EXERCISE: Only lines holding the string "опрос" are wanted; copy each one from the material.

GIVEN RECORDS:
* * * * *
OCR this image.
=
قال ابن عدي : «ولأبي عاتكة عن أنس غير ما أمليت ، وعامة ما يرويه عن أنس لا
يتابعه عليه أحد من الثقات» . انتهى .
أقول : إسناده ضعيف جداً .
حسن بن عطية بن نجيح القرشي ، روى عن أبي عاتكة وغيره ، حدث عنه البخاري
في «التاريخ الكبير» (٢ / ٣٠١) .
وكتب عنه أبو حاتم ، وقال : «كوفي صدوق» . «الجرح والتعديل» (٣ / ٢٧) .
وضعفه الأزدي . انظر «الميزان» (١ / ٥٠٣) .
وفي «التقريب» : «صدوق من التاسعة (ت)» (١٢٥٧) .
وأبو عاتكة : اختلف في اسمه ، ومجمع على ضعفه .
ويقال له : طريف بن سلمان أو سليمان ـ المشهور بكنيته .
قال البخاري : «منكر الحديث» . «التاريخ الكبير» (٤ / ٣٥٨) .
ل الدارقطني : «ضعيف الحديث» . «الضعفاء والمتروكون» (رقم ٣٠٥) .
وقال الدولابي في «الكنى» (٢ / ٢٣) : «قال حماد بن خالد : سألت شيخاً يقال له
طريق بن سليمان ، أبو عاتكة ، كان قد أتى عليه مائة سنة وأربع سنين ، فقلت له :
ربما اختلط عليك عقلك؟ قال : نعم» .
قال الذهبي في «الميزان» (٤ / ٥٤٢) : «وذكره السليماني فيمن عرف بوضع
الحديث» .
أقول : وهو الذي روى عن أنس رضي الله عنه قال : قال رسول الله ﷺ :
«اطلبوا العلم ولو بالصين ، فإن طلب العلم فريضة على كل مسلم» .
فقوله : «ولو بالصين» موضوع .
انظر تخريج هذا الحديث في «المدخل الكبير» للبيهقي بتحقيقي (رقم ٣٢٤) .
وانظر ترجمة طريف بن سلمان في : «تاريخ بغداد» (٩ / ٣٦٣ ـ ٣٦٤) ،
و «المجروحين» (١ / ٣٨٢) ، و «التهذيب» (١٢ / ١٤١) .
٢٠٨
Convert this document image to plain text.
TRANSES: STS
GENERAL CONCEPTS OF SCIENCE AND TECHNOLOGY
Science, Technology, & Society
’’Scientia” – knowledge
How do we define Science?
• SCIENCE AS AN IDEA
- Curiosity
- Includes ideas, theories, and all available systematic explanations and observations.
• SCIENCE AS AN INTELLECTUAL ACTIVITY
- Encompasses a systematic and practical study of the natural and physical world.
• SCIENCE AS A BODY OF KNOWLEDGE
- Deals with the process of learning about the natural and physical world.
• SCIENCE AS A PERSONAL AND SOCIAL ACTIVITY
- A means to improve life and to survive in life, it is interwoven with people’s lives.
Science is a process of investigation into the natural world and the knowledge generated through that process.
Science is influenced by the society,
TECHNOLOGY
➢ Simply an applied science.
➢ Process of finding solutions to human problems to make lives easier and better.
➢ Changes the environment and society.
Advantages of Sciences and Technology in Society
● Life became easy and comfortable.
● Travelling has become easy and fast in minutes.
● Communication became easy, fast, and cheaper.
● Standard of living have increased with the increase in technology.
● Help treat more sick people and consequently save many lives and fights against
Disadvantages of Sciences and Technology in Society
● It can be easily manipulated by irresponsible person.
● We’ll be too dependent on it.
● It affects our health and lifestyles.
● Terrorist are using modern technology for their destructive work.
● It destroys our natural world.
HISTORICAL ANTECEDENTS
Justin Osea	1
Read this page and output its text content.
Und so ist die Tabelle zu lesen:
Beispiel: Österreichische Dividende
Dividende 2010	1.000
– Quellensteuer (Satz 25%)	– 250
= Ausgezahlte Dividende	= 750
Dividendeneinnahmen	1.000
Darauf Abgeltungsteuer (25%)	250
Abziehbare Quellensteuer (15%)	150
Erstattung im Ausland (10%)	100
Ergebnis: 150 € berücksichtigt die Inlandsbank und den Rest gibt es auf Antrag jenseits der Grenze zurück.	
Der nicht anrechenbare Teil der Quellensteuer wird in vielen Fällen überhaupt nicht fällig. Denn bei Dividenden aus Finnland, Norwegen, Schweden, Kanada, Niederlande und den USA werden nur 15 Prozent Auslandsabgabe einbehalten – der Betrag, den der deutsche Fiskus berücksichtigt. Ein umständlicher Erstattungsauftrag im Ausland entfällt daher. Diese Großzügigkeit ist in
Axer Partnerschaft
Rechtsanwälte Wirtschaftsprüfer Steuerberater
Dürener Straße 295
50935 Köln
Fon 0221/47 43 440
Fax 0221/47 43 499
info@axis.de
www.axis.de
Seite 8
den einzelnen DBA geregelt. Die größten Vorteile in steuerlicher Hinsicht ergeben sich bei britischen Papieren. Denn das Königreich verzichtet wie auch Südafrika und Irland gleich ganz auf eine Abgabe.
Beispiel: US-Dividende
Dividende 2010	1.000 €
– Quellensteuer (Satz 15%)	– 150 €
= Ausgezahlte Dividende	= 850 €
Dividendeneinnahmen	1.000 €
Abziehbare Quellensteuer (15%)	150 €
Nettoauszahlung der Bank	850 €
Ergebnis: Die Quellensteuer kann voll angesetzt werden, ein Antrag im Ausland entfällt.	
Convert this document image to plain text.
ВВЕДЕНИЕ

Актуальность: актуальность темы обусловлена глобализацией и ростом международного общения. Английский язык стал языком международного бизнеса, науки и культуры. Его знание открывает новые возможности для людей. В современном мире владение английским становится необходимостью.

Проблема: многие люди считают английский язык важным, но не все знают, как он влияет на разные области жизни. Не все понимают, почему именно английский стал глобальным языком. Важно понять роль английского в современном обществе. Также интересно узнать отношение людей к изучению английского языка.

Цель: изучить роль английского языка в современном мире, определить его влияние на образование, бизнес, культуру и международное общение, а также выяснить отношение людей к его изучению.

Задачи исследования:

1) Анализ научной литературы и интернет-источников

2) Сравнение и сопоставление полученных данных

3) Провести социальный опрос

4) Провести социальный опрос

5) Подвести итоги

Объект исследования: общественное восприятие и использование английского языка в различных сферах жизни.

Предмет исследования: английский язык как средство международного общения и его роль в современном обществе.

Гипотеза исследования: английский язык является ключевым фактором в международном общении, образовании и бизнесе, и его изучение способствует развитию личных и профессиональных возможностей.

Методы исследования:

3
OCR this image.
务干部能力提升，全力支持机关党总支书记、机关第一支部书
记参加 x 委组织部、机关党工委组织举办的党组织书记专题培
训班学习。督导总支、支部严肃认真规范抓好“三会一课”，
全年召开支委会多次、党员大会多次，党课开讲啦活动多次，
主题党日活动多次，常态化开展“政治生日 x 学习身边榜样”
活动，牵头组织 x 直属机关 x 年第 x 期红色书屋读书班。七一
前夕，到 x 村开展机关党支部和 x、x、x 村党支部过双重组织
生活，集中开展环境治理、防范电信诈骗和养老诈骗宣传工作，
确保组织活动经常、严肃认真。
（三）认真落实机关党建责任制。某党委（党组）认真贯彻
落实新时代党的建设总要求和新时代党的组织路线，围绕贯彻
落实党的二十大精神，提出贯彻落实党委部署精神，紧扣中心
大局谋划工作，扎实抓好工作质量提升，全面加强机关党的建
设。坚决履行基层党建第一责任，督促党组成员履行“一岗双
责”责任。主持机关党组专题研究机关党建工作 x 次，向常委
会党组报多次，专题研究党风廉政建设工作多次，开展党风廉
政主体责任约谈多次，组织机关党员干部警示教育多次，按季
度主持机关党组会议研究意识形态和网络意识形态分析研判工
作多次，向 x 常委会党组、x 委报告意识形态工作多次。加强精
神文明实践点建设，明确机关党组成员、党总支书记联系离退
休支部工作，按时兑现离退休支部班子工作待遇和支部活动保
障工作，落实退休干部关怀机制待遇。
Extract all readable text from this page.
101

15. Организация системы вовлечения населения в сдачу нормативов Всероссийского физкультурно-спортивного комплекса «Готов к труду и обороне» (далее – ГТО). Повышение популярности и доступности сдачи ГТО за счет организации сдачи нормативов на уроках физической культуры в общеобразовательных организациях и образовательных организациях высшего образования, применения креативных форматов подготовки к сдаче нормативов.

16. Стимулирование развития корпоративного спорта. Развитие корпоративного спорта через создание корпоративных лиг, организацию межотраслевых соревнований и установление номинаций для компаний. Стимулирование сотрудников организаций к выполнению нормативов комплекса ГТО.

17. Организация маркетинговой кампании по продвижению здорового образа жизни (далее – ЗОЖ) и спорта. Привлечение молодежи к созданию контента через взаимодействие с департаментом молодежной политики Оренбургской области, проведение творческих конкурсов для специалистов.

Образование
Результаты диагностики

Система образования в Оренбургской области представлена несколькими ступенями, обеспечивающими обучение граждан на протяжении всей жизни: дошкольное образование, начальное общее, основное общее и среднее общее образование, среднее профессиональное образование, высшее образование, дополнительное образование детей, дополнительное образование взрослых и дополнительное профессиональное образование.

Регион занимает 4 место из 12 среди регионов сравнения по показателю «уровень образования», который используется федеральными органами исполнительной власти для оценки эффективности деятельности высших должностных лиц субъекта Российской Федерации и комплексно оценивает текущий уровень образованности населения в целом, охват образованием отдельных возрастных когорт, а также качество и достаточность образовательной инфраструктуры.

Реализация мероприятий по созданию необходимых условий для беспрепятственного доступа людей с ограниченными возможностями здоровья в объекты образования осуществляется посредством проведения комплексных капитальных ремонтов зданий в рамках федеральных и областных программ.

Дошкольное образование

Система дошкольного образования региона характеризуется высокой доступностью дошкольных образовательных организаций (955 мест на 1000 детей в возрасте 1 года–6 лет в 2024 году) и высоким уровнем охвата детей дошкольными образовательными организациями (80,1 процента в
* * * * *
ANSWER TO THE TASK:
3) Провести социальный опрос
4) Провести социальный опрос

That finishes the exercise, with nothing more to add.